--- START PASSAGE GIVEN ---
I agree with Ninong completely. As far as they are concerned they have notified the OP. Consider the impact it can have on credit score etc for a reason that can be avoided. I'd reach out and resolve the matter. Dealers lose a lot of money if such cars come back.....they are not doing it to make some extra money in this case....my 2 cents.


----------



## Robert A (May 18, 2003)

Not to push the point, but I'm pretty sure the notice has to be in writing before the dealer can take any action against the OP. I don't think a simple phone call would count as "notice."



shogunman said:


> I agree with Ninong completely. As far as they are concerned they have notified the OP. Consider the impact it can have on credit score etc for a reason that can be avoided. I'd reach out and resolve the matter. Dealers lose a lot of money if such cars come back.....they are not doing it to make some extra money in this case....my 2 cents.


----------



## PhantomCypher (Sep 7, 2013)

bimmerbuff said:


> +1 Call BMWFS and see what the story is.


I'm going to toss in my +1 here for calling BMWFS and dealing with them. It looks like this deal has dealer incompetence written all over it. :rofl:


----------



## djsaad1 (Sep 3, 2012)

Couldn't he just add the lease to the my bmw site? Wouldn't it show him if it's active or not?


----------



## Ninong (May 20, 2014)

jungmins said:


> No more phone calls from dealership..
> should i call them or just leave them alone?


You took delivery on the 13th. Tomorrow will be the 29th, sixteen days since you took delivery. I guess a lot depends on what you said to the F&I person over the phone in that conversation when she called to tell you BMWFS was requesting an additional $2,500 drive-off money or a co-signer. If you actually agreed to bring in an additional $2,500 and sign a new lease, then maybe she just doesn't want to annoy you with another phone call.

Tuesday, the 30th, is the last day of the month. They will definitely want to clear this up before then because they don't want it hanging around in limbo. If you don't receive a phone call from them tomorrow, my guess is that they talked BMWFS into accepting it as originally written.

At this point you can either call the F&I person and ask if the lease was accepted by BMWFS or you can just sit back and wait to see what happens next. At this point I assume you are satisfied with the car and have decided to keep it either way.

The only thing you might be able to find out by calling BMWFS is whether your lease in on their books yet. They will not discuss any of the terms of their conditional approval with you because that's between them and the dealer. Until they fund the contract, you are not yet their customer and since they are not a retail bank, they do not discuss approvals with customers.
--- END PASSAGE GIVEN ---
--- START ENTRIES SUPPLIED ---
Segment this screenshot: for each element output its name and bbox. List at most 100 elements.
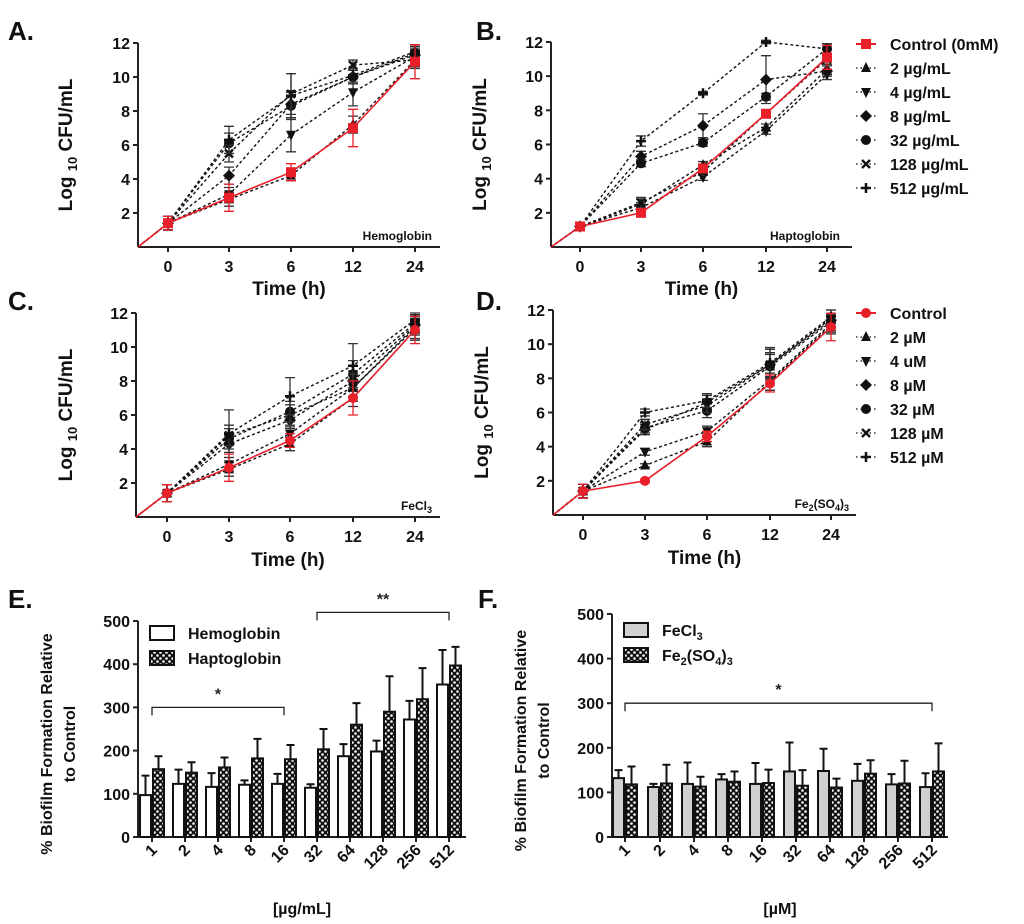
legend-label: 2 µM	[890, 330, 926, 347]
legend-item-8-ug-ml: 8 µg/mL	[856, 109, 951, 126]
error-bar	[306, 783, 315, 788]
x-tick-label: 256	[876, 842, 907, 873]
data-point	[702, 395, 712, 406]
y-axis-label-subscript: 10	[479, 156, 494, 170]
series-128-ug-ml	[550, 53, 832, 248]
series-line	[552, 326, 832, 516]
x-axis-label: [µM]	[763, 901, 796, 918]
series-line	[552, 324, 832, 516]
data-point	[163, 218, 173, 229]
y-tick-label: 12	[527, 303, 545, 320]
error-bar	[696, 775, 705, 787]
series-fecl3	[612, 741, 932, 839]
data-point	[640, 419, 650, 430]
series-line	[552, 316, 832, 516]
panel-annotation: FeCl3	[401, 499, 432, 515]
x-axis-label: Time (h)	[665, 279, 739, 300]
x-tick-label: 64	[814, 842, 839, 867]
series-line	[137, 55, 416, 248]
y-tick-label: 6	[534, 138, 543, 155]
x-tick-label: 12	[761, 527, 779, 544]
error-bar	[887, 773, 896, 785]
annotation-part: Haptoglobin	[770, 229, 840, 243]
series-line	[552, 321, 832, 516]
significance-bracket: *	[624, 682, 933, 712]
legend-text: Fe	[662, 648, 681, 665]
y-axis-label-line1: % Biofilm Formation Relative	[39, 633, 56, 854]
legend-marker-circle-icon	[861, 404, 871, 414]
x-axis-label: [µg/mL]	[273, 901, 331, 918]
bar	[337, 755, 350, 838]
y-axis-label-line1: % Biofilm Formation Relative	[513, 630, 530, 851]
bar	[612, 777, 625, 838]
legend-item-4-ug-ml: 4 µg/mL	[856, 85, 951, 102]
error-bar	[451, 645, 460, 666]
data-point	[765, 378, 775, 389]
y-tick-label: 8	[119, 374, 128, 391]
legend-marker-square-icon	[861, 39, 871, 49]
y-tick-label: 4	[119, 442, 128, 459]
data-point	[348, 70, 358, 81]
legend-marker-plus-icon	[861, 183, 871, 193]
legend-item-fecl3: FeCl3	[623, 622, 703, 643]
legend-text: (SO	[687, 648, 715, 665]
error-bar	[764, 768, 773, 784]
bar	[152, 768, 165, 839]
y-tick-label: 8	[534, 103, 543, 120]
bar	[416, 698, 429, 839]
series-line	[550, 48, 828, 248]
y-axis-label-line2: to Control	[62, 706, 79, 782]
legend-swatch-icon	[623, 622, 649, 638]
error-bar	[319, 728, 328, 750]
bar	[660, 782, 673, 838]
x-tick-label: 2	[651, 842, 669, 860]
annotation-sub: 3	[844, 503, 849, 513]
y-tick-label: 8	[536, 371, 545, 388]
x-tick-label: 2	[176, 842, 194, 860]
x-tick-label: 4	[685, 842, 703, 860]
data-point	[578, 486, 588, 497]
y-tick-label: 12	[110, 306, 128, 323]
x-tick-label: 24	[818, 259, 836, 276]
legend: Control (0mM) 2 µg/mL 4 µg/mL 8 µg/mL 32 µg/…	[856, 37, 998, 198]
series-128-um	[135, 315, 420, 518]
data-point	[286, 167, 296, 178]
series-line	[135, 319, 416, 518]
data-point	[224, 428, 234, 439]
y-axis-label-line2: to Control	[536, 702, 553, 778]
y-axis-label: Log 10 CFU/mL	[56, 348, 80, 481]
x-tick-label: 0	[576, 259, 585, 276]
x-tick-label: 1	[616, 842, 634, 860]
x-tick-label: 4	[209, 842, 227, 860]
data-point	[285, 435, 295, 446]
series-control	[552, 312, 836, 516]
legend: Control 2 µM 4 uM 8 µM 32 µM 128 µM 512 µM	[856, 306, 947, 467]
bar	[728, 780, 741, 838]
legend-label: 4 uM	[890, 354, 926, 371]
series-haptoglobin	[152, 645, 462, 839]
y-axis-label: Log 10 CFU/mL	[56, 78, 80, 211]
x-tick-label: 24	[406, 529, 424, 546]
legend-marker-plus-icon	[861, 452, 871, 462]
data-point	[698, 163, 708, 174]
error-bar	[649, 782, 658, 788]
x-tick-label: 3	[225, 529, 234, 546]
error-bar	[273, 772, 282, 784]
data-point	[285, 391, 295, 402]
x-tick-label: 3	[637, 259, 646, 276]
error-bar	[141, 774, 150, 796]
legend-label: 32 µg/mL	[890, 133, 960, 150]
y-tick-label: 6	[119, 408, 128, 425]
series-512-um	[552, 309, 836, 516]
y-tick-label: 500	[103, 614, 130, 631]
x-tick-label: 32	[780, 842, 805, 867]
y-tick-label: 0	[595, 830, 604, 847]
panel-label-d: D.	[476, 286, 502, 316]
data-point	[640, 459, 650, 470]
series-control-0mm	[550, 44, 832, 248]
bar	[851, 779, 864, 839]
--- END ENTRIES SUPPLIED ---
--- STATED GOAL 1 ---
In the lease thread, write out everything from "## Ninong (May" down to "another phone call." again, replacing "co-signer" with "guarantor".
--- STATED GOAL 2 ---
Answer these questions from the lease thread:
(a) What form does Robert A believe the notice must take before the dealer can act against the OP?
(b) On what day of the month did the OP take delivery, according to Ninong?
(c) Which day does Ninong give as the last day of the month?

--- WORKED ANSWER 1 ---
## Ninong (May 20, 2014)

jungmins said:


> No more phone calls from dealership..
> should i call them or just leave them alone?


You took delivery on the 13th. Tomorrow will be the 29th, sixteen days since you took delivery. I guess a lot depends on what you said to the F&I person over the phone in that conversation when she called to tell you BMWFS was requesting an additional $2,500 drive-off money or a guarantor. If you actually agreed to bring in an additional $2,500 and sign a new lease, then maybe she just doesn't want to annoy you with another phone call.

--- WORKED ANSWER 2 ---
(a) It must be in writing.
(b) The 13th.
(c) Tuesday, the 30th.